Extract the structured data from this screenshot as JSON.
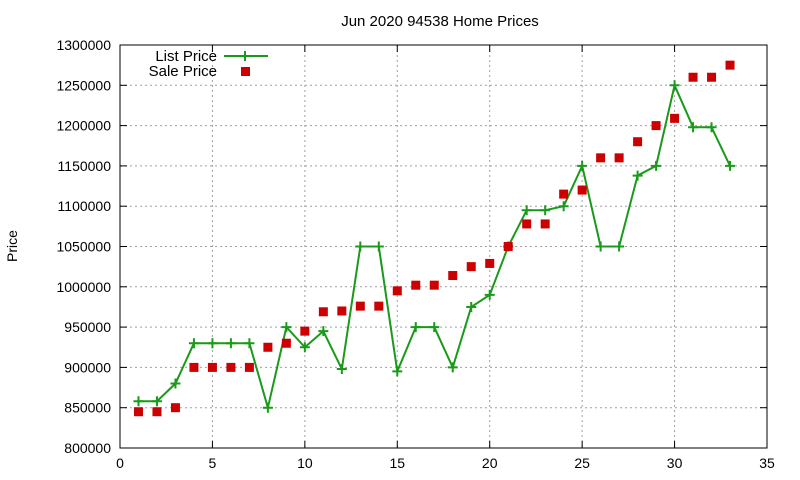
{
  "chart_data": {
    "type": "line",
    "title": "Jun 2020 94538 Home Prices",
    "xlabel": "",
    "ylabel": "Price",
    "xlim": [
      0,
      35
    ],
    "ylim": [
      800000,
      1300000
    ],
    "xticks": [
      "0",
      "5",
      "10",
      "15",
      "20",
      "25",
      "30",
      "35"
    ],
    "yticks": [
      "800000",
      "850000",
      "900000",
      "950000",
      "1000000",
      "1050000",
      "1100000",
      "1150000",
      "1200000",
      "1250000",
      "1300000"
    ],
    "grid": true,
    "legend_position": "top-left",
    "series": [
      {
        "name": "List Price",
        "style": "line with plus markers",
        "color": "#1a9a1a",
        "x": [
          1,
          2,
          3,
          4,
          5,
          6,
          7,
          8,
          9,
          10,
          11,
          12,
          13,
          14,
          15,
          16,
          17,
          18,
          19,
          20,
          21,
          22,
          23,
          24,
          25,
          26,
          27,
          28,
          29,
          30,
          31,
          32,
          33
        ],
        "y": [
          858000,
          858000,
          880000,
          930000,
          930000,
          930000,
          930000,
          850000,
          950000,
          925000,
          945000,
          898000,
          1050000,
          1050000,
          895000,
          950000,
          950000,
          900000,
          975000,
          990000,
          1050000,
          1095000,
          1095000,
          1100000,
          1150000,
          1050000,
          1050000,
          1138000,
          1150000,
          1250000,
          1198000,
          1198000,
          1150000
        ]
      },
      {
        "name": "Sale Price",
        "style": "square markers",
        "color": "#cc0000",
        "x": [
          1,
          2,
          3,
          4,
          5,
          6,
          7,
          8,
          9,
          10,
          11,
          12,
          13,
          14,
          15,
          16,
          17,
          18,
          19,
          20,
          21,
          22,
          23,
          24,
          25,
          26,
          27,
          28,
          29,
          30,
          31,
          32,
          33
        ],
        "y": [
          845000,
          845000,
          850000,
          900000,
          900000,
          900000,
          900000,
          925000,
          930000,
          945000,
          969000,
          970000,
          976000,
          976000,
          995000,
          1002000,
          1002000,
          1014000,
          1025000,
          1029000,
          1050000,
          1078000,
          1078000,
          1115000,
          1120000,
          1160000,
          1160000,
          1180000,
          1200000,
          1209000,
          1260000,
          1260000,
          1275000
        ]
      }
    ]
  }
}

# [REQUIRED WORK]
Tally the lines of the data that hold the string "markers". Answer with the number and nothing more.

# [SOLUTION TO THIS TASK]
2